→ **THE TASK**
Output all of the entries below precisely as written.

Items from a dataset
• • •
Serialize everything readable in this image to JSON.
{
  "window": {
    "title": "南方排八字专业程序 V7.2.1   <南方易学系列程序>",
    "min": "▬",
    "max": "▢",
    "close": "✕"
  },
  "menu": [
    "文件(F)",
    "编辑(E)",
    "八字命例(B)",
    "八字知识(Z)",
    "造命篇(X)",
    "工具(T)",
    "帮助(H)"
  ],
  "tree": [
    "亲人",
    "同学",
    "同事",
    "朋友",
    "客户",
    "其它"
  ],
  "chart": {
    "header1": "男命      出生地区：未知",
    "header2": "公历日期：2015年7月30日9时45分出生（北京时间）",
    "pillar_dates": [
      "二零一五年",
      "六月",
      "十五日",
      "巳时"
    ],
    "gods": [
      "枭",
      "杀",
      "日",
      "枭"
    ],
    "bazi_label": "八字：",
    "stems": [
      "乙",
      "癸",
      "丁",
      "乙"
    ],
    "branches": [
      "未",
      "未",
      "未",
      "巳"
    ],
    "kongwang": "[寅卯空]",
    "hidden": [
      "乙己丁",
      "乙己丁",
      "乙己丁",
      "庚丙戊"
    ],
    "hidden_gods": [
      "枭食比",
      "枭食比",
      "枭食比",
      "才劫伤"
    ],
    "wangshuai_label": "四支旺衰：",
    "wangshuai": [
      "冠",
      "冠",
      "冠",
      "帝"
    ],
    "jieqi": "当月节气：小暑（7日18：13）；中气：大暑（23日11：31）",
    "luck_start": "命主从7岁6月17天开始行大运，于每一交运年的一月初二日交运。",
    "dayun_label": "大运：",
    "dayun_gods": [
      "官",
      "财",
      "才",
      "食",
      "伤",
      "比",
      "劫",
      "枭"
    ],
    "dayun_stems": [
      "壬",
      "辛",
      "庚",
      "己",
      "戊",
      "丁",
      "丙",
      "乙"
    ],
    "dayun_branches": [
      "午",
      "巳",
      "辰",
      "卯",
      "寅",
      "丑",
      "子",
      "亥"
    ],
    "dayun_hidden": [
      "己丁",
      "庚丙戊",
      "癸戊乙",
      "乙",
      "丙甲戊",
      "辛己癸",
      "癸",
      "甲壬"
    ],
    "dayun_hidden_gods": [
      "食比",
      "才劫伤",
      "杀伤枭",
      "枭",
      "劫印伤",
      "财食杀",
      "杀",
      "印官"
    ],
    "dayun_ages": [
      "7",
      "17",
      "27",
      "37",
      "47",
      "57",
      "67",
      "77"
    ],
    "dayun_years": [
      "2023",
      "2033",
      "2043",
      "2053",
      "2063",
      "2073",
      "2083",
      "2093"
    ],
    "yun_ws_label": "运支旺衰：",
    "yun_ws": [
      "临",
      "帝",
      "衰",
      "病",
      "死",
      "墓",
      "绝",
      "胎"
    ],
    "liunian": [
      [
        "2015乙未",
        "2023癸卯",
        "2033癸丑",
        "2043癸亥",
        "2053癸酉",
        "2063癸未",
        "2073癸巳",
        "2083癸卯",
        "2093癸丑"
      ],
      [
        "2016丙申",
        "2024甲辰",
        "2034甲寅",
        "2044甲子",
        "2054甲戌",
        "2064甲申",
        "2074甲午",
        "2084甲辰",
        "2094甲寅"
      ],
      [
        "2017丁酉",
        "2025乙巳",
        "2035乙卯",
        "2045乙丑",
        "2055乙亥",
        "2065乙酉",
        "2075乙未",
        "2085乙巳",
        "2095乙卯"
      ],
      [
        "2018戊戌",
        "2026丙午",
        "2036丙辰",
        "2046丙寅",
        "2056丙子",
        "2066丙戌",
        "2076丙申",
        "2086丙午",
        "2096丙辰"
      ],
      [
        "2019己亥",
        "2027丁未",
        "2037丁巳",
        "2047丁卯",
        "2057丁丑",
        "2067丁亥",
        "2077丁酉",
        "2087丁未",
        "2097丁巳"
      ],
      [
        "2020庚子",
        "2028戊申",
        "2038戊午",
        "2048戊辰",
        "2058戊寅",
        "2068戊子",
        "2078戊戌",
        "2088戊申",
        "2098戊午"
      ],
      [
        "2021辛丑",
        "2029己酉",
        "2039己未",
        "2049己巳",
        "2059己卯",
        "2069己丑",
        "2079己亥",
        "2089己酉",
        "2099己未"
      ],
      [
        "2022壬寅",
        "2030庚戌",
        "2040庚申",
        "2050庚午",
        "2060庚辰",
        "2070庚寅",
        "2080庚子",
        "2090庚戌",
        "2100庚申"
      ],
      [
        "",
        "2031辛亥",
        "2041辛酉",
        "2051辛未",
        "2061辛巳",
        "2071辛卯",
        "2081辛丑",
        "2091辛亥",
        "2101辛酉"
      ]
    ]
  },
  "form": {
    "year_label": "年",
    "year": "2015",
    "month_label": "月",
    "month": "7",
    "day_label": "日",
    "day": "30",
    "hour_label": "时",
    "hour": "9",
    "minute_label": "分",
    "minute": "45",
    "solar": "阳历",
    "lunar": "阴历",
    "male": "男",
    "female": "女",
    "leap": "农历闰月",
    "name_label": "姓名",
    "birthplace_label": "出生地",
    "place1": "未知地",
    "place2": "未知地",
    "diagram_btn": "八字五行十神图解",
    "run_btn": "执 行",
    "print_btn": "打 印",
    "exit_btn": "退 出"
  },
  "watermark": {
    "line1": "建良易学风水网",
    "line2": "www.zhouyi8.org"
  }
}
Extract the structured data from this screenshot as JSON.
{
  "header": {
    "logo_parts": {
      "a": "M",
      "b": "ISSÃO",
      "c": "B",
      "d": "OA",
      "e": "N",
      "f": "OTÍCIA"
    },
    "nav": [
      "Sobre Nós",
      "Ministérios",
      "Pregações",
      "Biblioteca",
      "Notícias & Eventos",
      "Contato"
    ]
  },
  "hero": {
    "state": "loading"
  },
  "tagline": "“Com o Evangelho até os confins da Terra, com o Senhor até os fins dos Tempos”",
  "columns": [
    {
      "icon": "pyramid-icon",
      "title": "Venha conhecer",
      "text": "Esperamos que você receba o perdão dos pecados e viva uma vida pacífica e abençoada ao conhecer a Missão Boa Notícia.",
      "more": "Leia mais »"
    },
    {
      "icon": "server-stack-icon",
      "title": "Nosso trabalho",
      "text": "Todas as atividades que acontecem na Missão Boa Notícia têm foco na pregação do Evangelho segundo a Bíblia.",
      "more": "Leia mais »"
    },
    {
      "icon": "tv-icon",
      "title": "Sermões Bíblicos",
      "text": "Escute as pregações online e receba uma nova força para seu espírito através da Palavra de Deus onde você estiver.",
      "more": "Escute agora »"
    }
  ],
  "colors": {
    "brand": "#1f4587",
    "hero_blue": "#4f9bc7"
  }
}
• • •
→ **RESULT**
Serialize everything readable in this image to JSON.
{
  "window": {
    "title": "南方排八字专业程序 V7.2.1   <南方易学系列程序>",
    "min": "▬",
    "max": "▢",
    "close": "✕"
  },
  "menu": [
    "文件(F)",
    "编辑(E)",
    "八字命例(B)",
    "八字知识(Z)",
    "造命篇(X)",
    "工具(T)",
    "帮助(H)"
  ],
  "tree": [
    "亲人",
    "同学",
    "同事",
    "朋友",
    "客户",
    "其它"
  ],
  "chart": {
    "header1": "男命      出生地区：未知",
    "header2": "公历日期：2015年7月30日9时45分出生（北京时间）",
    "pillar_dates": [
      "二零一五年",
      "六月",
      "十五日",
      "巳时"
    ],
    "gods": [
      "枭",
      "杀",
      "日",
      "枭"
    ],
    "bazi_label": "八字：",
    "stems": [
      "乙",
      "癸",
      "丁",
      "乙"
    ],
    "branches": [
      "未",
      "未",
      "未",
      "巳"
    ],
    "kongwang": "[寅卯空]",
    "hidden": [
      "乙己丁",
      "乙己丁",
      "乙己丁",
      "庚丙戊"
    ],
    "hidden_gods": [
      "枭食比",
      "枭食比",
      "枭食比",
      "才劫伤"
    ],
    "wangshuai_label": "四支旺衰：",
    "wangshuai": [
      "冠",
      "冠",
      "冠",
      "帝"
    ],
    "jieqi": "当月节气：小暑（7日18：13）；中气：大暑（23日11：31）",
    "luck_start": "命主从7岁6月17天开始行大运，于每一交运年的一月初二日交运。",
    "dayun_label": "大运：",
    "dayun_gods": [
      "官",
      "财",
      "才",
      "食",
      "伤",
      "比",
      "劫",
      "枭"
    ],
    "dayun_stems": [
      "壬",
      "辛",
      "庚",
      "己",
      "戊",
      "丁",
      "丙",
      "乙"
    ],
    "dayun_branches": [
      "午",
      "巳",
      "辰",
      "卯",
      "寅",
      "丑",
      "子",
      "亥"
    ],
    "dayun_hidden": [
      "己丁",
      "庚丙戊",
      "癸戊乙",
      "乙",
      "丙甲戊",
      "辛己癸",
      "癸",
      "甲壬"
    ],
    "dayun_hidden_gods": [
      "食比",
      "才劫伤",
      "杀伤枭",
      "枭",
      "劫印伤",
      "财食杀",
      "杀",
      "印官"
    ],
    "dayun_ages": [
      "7",
      "17",
      "27",
      "37",
      "47",
      "57",
      "67",
      "77"
    ],
    "dayun_years": [
      "2023",
      "2033",
      "2043",
      "2053",
      "2063",
      "2073",
      "2083",
      "2093"
    ],
    "yun_ws_label": "运支旺衰：",
    "yun_ws": [
      "临",
      "帝",
      "衰",
      "病",
      "死",
      "墓",
      "绝",
      "胎"
    ],
    "liunian": [
      [
        "2015乙未",
        "2023癸卯",
        "2033癸丑",
        "2043癸亥",
        "2053癸酉",
        "2063癸未",
        "2073癸巳",
        "2083癸卯",
        "2093癸丑"
      ],
      [
        "2016丙申",
        "2024甲辰",
        "2034甲寅",
        "2044甲子",
        "2054甲戌",
        "2064甲申",
        "2074甲午",
        "2084甲辰",
        "2094甲寅"
      ],
      [
        "2017丁酉",
        "2025乙巳",
        "2035乙卯",
        "2045乙丑",
        "2055乙亥",
        "2065乙酉",
        "2075乙未",
        "2085乙巳",
        "2095乙卯"
      ],
      [
        "2018戊戌",
        "2026丙午",
        "2036丙辰",
        "2046丙寅",
        "2056丙子",
        "2066丙戌",
        "2076丙申",
        "2086丙午",
        "2096丙辰"
      ],
      [
        "2019己亥",
        "2027丁未",
        "2037丁巳",
        "2047丁卯",
        "2057丁丑",
        "2067丁亥",
        "2077丁酉",
        "2087丁未",
        "2097丁巳"
      ],
      [
        "2020庚子",
        "2028戊申",
        "2038戊午",
        "2048戊辰",
        "2058戊寅",
        "2068戊子",
        "2078戊戌",
        "2088戊申",
        "2098戊午"
      ],
      [
        "2021辛丑",
        "2029己酉",
        "2039己未",
        "2049己巳",
        "2059己卯",
        "2069己丑",
        "2079己亥",
        "2089己酉",
        "2099己未"
      ],
      [
        "2022壬寅",
        "2030庚戌",
        "2040庚申",
        "2050庚午",
        "2060庚辰",
        "2070庚寅",
        "2080庚子",
        "2090庚戌",
        "2100庚申"
      ],
      [
        "",
        "2031辛亥",
        "2041辛酉",
        "2051辛未",
        "2061辛巳",
        "2071辛卯",
        "2081辛丑",
        "2091辛亥",
        "2101辛酉"
      ]
    ]
  },
  "form": {
    "year_label": "年",
    "year": "2015",
    "month_label": "月",
    "month": "7",
    "day_label": "日",
    "day": "30",
    "hour_label": "时",
    "hour": "9",
    "minute_label": "分",
    "minute": "45",
    "solar": "阳历",
    "lunar": "阴历",
    "male": "男",
    "female": "女",
    "leap": "农历闰月",
    "name_label": "姓名",
    "birthplace_label": "出生地",
    "place1": "未知地",
    "place2": "未知地",
    "diagram_btn": "八字五行十神图解",
    "run_btn": "执 行",
    "print_btn": "打 印",
    "exit_btn": "退 出"
  },
  "watermark": {
    "line1": "建良易学风水网",
    "line2": "www.zhouyi8.org"
  }
}
Extract the structured data from this screenshot as JSON.
{
  "header": {
    "logo_parts": {
      "a": "M",
      "b": "ISSÃO",
      "c": "B",
      "d": "OA",
      "e": "N",
      "f": "OTÍCIA"
    },
    "nav": [
      "Sobre Nós",
      "Ministérios",
      "Pregações",
      "Biblioteca",
      "Notícias & Eventos",
      "Contato"
    ]
  },
  "hero": {
    "state": "loading"
  },
  "tagline": "“Com o Evangelho até os confins da Terra, com o Senhor até os fins dos Tempos”",
  "columns": [
    {
      "icon": "pyramid-icon",
      "title": "Venha conhecer",
      "text": "Esperamos que você receba o perdão dos pecados e viva uma vida pacífica e abençoada ao conhecer a Missão Boa Notícia.",
      "more": "Leia mais »"
    },
    {
      "icon": "server-stack-icon",
      "title": "Nosso trabalho",
      "text": "Todas as atividades que acontecem na Missão Boa Notícia têm foco na pregação do Evangelho segundo a Bíblia.",
      "more": "Leia mais »"
    },
    {
      "icon": "tv-icon",
      "title": "Sermões Bíblicos",
      "text": "Escute as pregações online e receba uma nova força para seu espírito através da Palavra de Deus onde você estiver.",
      "more": "Escute agora »"
    }
  ],
  "colors": {
    "brand": "#1f4587",
    "hero_blue": "#4f9bc7"
  }
}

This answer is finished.